-- start --

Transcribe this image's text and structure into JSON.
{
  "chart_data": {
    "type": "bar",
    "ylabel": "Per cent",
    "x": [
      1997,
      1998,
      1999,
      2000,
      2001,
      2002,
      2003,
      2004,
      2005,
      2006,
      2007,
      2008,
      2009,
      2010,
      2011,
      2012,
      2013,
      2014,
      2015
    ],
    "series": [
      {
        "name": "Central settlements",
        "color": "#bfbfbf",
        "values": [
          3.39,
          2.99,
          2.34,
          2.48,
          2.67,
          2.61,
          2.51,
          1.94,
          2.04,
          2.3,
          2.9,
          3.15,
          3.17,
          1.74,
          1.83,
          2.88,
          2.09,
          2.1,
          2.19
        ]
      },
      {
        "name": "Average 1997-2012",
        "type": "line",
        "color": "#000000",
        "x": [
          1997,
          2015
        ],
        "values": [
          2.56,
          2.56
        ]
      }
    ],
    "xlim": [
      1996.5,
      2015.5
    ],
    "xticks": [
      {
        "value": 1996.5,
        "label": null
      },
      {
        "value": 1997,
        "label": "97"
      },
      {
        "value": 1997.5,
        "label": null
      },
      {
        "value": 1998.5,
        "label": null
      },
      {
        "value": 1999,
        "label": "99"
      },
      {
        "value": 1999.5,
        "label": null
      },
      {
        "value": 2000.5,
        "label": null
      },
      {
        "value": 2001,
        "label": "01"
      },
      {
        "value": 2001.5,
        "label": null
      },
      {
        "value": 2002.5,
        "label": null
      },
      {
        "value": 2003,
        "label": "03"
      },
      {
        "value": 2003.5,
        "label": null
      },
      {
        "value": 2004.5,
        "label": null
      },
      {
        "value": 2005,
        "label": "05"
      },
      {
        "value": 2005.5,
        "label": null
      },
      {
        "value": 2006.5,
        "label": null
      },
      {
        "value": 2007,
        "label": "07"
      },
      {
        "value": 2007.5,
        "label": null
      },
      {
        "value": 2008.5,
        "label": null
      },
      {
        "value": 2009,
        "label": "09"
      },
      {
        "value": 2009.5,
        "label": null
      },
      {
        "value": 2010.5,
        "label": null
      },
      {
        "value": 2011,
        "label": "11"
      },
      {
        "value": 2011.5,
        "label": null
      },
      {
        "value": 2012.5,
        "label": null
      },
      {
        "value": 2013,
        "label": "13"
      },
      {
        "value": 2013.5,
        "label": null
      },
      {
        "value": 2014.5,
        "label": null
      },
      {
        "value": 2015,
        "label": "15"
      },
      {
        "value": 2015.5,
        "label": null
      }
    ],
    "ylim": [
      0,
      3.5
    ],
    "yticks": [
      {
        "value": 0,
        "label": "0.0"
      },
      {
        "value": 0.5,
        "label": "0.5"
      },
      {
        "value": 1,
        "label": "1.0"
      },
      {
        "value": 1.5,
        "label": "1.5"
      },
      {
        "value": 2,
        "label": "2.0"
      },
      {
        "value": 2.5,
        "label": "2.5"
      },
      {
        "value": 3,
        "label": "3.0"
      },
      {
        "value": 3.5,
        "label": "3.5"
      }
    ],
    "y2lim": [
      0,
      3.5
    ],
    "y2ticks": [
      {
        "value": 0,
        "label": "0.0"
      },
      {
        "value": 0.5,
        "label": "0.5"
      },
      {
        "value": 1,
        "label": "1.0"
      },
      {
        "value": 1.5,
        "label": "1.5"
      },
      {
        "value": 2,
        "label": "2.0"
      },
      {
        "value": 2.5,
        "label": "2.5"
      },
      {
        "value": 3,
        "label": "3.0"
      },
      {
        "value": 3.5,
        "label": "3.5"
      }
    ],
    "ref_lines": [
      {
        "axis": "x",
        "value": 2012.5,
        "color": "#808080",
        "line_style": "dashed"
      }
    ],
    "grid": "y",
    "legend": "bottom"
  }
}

-- end --
-- start --

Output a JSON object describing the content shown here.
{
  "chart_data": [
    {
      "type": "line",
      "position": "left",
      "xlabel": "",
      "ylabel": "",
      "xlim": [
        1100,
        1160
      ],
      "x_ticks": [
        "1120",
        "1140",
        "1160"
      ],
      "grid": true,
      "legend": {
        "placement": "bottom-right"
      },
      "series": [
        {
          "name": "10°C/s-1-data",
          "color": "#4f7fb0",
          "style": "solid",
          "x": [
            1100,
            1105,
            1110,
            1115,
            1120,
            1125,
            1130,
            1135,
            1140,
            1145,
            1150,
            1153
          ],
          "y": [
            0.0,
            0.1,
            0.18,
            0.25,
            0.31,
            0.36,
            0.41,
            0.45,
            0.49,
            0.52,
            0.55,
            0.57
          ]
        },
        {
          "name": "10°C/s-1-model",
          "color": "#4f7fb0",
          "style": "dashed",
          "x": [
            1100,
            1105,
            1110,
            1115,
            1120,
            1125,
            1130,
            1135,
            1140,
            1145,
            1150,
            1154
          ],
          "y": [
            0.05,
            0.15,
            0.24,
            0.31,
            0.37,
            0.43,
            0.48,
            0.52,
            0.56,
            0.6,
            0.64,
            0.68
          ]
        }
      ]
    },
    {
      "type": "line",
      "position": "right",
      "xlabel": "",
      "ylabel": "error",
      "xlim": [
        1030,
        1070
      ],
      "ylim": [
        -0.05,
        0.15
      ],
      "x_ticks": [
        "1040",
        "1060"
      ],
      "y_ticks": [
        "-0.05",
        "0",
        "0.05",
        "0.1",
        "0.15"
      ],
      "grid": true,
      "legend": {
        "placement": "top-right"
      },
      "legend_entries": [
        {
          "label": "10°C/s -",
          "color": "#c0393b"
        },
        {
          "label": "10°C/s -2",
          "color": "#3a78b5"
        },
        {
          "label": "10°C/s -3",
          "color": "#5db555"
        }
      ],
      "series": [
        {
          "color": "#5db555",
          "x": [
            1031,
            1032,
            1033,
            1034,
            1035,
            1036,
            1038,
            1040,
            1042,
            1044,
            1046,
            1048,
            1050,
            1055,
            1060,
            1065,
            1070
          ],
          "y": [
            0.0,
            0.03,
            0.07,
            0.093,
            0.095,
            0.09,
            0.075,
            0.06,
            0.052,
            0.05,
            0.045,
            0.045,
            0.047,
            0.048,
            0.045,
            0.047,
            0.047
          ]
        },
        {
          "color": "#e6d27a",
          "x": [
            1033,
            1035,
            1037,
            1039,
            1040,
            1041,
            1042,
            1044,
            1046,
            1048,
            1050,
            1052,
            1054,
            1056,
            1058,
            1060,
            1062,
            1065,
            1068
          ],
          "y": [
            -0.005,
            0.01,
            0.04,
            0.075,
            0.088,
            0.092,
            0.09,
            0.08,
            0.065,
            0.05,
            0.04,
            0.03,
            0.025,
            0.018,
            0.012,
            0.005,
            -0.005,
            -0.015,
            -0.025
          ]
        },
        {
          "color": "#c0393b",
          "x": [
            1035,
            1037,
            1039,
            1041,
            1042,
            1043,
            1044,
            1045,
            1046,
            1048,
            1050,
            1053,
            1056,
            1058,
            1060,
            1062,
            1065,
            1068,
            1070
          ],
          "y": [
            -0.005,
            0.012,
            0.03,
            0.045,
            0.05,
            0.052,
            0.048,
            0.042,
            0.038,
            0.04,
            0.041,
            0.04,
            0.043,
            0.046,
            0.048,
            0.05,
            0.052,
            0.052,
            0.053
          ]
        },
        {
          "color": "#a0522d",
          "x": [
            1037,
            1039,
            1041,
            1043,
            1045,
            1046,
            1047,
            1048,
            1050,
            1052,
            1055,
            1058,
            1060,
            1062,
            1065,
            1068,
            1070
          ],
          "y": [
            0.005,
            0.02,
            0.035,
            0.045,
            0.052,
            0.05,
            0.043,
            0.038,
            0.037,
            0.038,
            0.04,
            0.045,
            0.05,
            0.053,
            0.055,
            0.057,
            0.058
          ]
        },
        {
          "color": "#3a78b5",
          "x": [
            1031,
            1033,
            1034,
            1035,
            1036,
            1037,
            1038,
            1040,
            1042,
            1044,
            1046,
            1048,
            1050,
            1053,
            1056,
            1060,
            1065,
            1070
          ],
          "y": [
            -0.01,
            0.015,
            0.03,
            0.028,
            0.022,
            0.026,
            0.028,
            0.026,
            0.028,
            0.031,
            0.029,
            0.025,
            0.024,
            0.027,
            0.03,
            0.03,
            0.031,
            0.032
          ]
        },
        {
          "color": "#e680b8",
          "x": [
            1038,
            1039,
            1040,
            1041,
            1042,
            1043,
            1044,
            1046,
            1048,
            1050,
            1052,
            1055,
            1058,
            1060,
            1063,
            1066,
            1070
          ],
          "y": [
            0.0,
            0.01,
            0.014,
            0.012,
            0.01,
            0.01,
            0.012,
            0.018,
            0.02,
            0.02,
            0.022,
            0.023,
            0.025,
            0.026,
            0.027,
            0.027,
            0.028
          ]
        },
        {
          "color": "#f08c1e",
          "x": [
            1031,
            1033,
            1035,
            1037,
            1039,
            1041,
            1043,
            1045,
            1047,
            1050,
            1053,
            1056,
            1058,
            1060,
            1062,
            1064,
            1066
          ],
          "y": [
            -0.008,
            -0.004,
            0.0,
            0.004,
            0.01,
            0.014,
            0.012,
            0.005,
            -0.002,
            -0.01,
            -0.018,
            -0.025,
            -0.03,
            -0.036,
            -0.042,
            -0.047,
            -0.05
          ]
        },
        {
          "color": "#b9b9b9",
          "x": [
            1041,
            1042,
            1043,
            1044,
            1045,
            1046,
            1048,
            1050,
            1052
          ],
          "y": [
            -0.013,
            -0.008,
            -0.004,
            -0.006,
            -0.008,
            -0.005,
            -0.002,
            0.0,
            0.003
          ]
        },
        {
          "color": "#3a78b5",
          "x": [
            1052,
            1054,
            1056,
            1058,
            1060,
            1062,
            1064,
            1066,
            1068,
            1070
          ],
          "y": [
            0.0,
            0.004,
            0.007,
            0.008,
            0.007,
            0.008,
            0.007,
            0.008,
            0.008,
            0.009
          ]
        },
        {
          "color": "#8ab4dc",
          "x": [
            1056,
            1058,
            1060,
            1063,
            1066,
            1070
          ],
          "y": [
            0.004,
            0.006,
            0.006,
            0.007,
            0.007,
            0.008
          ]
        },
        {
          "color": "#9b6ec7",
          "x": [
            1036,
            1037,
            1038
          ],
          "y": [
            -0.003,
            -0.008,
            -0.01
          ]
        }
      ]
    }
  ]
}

-- end --

* _GOAL_: How many of the lines above hold "bottom"? Answer with only the number.

* _REPLY TO THE EXERCISE_: 2